EXERCISE TASK
Using the entries that follow, collect the lines where the word "Length" appears.

________________________________________

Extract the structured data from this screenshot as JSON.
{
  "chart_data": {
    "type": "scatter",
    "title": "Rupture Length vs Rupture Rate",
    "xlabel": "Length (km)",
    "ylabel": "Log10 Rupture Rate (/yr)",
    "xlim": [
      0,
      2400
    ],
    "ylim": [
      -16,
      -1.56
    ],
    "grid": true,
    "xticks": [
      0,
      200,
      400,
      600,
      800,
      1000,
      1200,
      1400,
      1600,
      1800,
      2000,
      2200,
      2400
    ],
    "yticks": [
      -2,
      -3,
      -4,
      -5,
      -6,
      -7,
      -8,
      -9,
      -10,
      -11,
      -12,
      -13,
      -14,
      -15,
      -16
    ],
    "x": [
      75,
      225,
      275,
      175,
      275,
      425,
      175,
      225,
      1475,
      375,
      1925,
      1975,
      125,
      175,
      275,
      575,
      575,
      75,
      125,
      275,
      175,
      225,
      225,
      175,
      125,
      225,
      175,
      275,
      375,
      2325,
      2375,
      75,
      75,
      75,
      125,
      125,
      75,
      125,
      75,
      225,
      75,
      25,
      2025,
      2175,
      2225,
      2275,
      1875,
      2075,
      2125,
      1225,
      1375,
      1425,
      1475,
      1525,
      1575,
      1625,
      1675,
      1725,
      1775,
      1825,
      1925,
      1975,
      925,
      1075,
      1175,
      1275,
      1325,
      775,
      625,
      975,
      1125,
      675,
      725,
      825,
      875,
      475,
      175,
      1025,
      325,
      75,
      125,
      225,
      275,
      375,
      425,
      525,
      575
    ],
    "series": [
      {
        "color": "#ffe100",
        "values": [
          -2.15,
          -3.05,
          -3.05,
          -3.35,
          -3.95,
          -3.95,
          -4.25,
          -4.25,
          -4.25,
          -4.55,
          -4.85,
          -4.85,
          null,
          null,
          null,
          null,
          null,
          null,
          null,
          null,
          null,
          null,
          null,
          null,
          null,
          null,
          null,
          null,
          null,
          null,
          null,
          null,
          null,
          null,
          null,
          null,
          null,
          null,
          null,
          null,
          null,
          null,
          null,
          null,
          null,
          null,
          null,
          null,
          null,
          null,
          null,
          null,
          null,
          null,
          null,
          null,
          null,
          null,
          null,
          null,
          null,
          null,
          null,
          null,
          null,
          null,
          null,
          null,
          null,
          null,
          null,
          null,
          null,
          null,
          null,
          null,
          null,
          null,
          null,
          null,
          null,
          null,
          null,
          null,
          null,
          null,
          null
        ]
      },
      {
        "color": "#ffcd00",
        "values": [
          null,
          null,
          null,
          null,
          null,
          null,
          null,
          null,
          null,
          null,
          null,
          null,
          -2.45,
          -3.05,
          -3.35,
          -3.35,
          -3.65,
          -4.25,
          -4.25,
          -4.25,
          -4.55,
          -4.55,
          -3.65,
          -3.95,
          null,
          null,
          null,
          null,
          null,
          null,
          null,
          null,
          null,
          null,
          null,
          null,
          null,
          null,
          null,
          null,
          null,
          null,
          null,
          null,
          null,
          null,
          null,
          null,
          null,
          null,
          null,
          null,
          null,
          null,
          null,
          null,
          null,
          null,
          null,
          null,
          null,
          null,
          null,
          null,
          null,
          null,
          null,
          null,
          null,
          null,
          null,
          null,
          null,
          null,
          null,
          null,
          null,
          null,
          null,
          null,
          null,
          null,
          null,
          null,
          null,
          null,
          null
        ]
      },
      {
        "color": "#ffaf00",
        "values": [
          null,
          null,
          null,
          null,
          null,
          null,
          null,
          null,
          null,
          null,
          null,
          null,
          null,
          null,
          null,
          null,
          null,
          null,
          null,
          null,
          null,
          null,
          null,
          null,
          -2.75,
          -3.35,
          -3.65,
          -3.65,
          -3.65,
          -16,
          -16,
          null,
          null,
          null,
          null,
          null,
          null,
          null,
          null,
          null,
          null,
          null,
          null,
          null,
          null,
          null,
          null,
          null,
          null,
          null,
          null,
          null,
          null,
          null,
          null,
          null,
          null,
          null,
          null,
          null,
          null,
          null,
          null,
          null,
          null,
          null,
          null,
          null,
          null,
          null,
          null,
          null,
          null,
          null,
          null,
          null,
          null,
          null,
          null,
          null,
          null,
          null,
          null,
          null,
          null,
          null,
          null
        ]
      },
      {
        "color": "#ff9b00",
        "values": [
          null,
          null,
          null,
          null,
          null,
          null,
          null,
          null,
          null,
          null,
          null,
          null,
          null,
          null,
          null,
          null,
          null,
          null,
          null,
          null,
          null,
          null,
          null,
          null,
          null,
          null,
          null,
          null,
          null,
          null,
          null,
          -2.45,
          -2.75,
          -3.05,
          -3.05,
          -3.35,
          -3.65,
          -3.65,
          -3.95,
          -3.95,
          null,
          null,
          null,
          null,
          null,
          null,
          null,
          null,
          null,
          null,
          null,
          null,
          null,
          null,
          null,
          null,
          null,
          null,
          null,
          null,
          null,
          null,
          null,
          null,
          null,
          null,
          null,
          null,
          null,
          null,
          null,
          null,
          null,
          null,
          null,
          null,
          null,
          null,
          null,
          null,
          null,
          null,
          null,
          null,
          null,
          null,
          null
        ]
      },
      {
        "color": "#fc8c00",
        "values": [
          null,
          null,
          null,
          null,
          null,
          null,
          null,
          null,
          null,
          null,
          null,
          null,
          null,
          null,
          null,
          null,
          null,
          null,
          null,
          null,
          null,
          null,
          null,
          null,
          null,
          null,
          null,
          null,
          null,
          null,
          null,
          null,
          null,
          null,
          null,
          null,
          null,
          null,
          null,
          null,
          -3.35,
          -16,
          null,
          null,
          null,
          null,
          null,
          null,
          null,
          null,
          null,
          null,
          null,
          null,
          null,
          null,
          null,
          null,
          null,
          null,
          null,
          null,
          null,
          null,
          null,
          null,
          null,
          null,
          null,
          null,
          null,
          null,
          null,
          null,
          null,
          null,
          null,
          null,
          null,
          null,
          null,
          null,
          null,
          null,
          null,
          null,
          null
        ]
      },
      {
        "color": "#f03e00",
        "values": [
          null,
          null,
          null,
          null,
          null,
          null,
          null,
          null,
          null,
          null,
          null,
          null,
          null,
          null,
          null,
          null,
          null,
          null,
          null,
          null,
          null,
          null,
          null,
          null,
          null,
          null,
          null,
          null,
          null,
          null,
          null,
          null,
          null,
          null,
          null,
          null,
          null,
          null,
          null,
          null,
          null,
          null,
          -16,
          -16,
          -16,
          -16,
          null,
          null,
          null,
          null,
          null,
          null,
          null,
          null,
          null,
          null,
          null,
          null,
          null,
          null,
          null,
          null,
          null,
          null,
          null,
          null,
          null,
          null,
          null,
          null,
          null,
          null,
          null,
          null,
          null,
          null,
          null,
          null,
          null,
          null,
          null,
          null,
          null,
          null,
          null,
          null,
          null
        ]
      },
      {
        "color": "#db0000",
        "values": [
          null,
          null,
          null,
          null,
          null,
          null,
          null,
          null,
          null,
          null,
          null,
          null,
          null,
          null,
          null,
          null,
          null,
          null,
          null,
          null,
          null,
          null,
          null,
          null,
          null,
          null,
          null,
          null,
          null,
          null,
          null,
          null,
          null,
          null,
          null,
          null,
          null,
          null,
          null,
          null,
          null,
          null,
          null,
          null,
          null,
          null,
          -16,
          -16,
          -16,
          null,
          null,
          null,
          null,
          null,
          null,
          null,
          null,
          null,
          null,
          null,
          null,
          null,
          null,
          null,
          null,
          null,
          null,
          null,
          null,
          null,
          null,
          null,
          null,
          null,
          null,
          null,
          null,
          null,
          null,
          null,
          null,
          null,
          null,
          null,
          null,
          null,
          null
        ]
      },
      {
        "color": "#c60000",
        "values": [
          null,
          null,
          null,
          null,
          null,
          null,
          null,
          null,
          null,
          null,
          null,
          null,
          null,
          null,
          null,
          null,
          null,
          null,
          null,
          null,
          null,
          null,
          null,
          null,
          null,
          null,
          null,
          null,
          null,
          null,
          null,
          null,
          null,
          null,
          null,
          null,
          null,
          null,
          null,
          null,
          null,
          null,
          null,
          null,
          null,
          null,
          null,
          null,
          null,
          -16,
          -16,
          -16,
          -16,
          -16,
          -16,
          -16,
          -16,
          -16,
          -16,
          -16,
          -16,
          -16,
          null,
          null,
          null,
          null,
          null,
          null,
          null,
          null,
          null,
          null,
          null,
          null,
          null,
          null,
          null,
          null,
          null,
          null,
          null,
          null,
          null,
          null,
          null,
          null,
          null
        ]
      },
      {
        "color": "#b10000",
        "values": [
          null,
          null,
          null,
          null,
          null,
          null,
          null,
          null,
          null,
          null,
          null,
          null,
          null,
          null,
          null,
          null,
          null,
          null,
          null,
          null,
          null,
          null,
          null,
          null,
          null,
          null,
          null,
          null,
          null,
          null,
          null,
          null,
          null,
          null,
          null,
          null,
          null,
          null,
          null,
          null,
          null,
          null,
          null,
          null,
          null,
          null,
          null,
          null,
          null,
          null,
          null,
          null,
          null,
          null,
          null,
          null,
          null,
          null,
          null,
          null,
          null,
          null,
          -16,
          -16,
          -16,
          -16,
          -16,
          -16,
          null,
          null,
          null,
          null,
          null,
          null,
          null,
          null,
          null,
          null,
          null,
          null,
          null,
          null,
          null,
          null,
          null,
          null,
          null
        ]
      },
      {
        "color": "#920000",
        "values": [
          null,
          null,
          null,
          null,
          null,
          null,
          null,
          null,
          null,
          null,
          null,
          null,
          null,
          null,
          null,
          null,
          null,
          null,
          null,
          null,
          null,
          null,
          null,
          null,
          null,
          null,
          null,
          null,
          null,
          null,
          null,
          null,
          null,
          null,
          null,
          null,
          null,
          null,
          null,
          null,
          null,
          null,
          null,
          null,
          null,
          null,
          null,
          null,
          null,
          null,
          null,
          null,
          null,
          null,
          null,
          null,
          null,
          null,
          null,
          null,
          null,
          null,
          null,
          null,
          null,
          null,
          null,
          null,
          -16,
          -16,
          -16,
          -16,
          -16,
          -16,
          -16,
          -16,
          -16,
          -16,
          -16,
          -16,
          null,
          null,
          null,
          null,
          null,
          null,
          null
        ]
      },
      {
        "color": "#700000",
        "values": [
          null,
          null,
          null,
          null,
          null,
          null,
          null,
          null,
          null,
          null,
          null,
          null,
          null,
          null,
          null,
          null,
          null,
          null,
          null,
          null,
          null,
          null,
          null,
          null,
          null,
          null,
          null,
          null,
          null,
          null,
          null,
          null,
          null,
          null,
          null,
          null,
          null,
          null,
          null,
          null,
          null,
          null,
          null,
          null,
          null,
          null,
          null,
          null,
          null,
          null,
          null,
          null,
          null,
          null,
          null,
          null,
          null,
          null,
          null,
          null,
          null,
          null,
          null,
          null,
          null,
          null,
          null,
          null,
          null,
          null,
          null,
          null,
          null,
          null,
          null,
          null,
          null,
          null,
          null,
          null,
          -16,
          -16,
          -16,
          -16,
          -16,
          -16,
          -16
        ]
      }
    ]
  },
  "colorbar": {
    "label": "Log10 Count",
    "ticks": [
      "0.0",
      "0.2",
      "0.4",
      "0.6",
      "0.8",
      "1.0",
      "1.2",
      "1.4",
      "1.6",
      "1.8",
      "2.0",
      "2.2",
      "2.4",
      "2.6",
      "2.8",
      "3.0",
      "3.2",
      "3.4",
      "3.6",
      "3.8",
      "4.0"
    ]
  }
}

________________________________________

ANSWER IN FULL
    "title": "Rupture Length vs Rupture Rate",
    "xlabel": "Length (km)",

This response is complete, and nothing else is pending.